Stored entries
**********

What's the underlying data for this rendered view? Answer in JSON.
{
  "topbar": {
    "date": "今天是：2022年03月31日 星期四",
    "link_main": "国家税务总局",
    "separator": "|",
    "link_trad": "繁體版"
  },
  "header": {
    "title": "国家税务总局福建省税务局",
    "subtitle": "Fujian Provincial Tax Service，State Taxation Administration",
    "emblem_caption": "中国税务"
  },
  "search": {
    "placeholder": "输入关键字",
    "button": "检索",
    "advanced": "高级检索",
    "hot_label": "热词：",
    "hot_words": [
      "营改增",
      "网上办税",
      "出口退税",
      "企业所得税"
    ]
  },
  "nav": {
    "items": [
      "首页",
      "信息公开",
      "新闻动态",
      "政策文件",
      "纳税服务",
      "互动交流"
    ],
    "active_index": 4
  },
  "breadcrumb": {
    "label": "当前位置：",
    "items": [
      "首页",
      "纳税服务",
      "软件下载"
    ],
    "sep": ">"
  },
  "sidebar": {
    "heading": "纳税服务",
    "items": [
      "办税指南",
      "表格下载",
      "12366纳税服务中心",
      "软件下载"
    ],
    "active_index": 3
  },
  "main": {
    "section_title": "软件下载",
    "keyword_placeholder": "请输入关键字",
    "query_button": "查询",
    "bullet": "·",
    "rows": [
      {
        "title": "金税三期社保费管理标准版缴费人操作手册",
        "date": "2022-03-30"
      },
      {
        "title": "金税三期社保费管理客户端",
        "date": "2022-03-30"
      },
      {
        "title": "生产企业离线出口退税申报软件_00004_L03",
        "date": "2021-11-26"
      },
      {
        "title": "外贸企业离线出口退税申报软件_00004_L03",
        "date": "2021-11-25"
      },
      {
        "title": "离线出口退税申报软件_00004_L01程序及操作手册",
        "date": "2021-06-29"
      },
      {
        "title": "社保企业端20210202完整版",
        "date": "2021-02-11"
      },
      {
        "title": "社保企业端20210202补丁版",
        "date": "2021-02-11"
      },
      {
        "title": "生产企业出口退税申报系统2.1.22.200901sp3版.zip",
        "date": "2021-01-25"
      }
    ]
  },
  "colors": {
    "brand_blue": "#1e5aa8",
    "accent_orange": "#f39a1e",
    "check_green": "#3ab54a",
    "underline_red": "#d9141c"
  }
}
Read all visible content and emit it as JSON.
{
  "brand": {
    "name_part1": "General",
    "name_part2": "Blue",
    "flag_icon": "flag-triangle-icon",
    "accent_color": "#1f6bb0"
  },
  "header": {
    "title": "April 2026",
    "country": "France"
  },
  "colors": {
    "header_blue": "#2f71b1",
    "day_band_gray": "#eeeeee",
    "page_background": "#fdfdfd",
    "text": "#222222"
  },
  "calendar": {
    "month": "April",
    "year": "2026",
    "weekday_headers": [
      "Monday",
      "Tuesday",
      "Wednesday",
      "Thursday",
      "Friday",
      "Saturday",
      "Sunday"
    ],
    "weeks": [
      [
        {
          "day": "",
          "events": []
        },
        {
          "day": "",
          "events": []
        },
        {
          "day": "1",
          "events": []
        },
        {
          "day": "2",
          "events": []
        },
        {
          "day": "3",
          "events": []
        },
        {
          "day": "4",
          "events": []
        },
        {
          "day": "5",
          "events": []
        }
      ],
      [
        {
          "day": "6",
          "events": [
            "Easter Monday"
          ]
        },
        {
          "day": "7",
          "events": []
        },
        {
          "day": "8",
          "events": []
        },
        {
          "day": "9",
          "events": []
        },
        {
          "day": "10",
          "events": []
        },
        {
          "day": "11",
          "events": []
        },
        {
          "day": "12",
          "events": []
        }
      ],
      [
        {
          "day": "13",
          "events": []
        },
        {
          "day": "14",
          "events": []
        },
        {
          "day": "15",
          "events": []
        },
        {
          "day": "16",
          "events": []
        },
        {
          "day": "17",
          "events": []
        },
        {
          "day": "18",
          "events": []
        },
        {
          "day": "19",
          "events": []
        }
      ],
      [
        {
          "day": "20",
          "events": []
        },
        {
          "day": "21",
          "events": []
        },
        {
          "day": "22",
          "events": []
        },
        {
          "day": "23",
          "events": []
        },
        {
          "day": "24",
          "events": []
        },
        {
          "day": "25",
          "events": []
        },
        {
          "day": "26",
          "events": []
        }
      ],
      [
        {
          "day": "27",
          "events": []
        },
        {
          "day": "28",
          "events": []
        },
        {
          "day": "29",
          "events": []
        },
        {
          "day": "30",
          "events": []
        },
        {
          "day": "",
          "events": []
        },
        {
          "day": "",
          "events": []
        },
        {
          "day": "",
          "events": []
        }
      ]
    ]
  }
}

**********

_Aim_:
Copy out each record exactly as given, omitting none.

_Exercise result_:
What's the underlying data for this rendered view? Answer in JSON.
{
  "topbar": {
    "date": "今天是：2022年03月31日 星期四",
    "link_main": "国家税务总局",
    "separator": "|",
    "link_trad": "繁體版"
  },
  "header": {
    "title": "国家税务总局福建省税务局",
    "subtitle": "Fujian Provincial Tax Service，State Taxation Administration",
    "emblem_caption": "中国税务"
  },
  "search": {
    "placeholder": "输入关键字",
    "button": "检索",
    "advanced": "高级检索",
    "hot_label": "热词：",
    "hot_words": [
      "营改增",
      "网上办税",
      "出口退税",
      "企业所得税"
    ]
  },
  "nav": {
    "items": [
      "首页",
      "信息公开",
      "新闻动态",
      "政策文件",
      "纳税服务",
      "互动交流"
    ],
    "active_index": 4
  },
  "breadcrumb": {
    "label": "当前位置：",
    "items": [
      "首页",
      "纳税服务",
      "软件下载"
    ],
    "sep": ">"
  },
  "sidebar": {
    "heading": "纳税服务",
    "items": [
      "办税指南",
      "表格下载",
      "12366纳税服务中心",
      "软件下载"
    ],
    "active_index": 3
  },
  "main": {
    "section_title": "软件下载",
    "keyword_placeholder": "请输入关键字",
    "query_button": "查询",
    "bullet": "·",
    "rows": [
      {
        "title": "金税三期社保费管理标准版缴费人操作手册",
        "date": "2022-03-30"
      },
      {
        "title": "金税三期社保费管理客户端",
        "date": "2022-03-30"
      },
      {
        "title": "生产企业离线出口退税申报软件_00004_L03",
        "date": "2021-11-26"
      },
      {
        "title": "外贸企业离线出口退税申报软件_00004_L03",
        "date": "2021-11-25"
      },
      {
        "title": "离线出口退税申报软件_00004_L01程序及操作手册",
        "date": "2021-06-29"
      },
      {
        "title": "社保企业端20210202完整版",
        "date": "2021-02-11"
      },
      {
        "title": "社保企业端20210202补丁版",
        "date": "2021-02-11"
      },
      {
        "title": "生产企业出口退税申报系统2.1.22.200901sp3版.zip",
        "date": "2021-01-25"
      }
    ]
  },
  "colors": {
    "brand_blue": "#1e5aa8",
    "accent_orange": "#f39a1e",
    "check_green": "#3ab54a",
    "underline_red": "#d9141c"
  }
}
Read all visible content and emit it as JSON.
{
  "brand": {
    "name_part1": "General",
    "name_part2": "Blue",
    "flag_icon": "flag-triangle-icon",
    "accent_color": "#1f6bb0"
  },
  "header": {
    "title": "April 2026",
    "country": "France"
  },
  "colors": {
    "header_blue": "#2f71b1",
    "day_band_gray": "#eeeeee",
    "page_background": "#fdfdfd",
    "text": "#222222"
  },
  "calendar": {
    "month": "April",
    "year": "2026",
    "weekday_headers": [
      "Monday",
      "Tuesday",
      "Wednesday",
      "Thursday",
      "Friday",
      "Saturday",
      "Sunday"
    ],
    "weeks": [
      [
        {
          "day": "",
          "events": []
        },
        {
          "day": "",
          "events": []
        },
        {
          "day": "1",
          "events": []
        },
        {
          "day": "2",
          "events": []
        },
        {
          "day": "3",
          "events": []
        },
        {
          "day": "4",
          "events": []
        },
        {
          "day": "5",
          "events": []
        }
      ],
      [
        {
          "day": "6",
          "events": [
            "Easter Monday"
          ]
        },
        {
          "day": "7",
          "events": []
        },
        {
          "day": "8",
          "events": []
        },
        {
          "day": "9",
          "events": []
        },
        {
          "day": "10",
          "events": []
        },
        {
          "day": "11",
          "events": []
        },
        {
          "day": "12",
          "events": []
        }
      ],
      [
        {
          "day": "13",
          "events": []
        },
        {
          "day": "14",
          "events": []
        },
        {
          "day": "15",
          "events": []
        },
        {
          "day": "16",
          "events": []
        },
        {
          "day": "17",
          "events": []
        },
        {
          "day": "18",
          "events": []
        },
        {
          "day": "19",
          "events": []
        }
      ],
      [
        {
          "day": "20",
          "events": []
        },
        {
          "day": "21",
          "events": []
        },
        {
          "day": "22",
          "events": []
        },
        {
          "day": "23",
          "events": []
        },
        {
          "day": "24",
          "events": []
        },
        {
          "day": "25",
          "events": []
        },
        {
          "day": "26",
          "events": []
        }
      ],
      [
        {
          "day": "27",
          "events": []
        },
        {
          "day": "28",
          "events": []
        },
        {
          "day": "29",
          "events": []
        },
        {
          "day": "30",
          "events": []
        },
        {
          "day": "",
          "events": []
        },
        {
          "day": "",
          "events": []
        },
        {
          "day": "",
          "events": []
        }
      ]
    ]
  }
}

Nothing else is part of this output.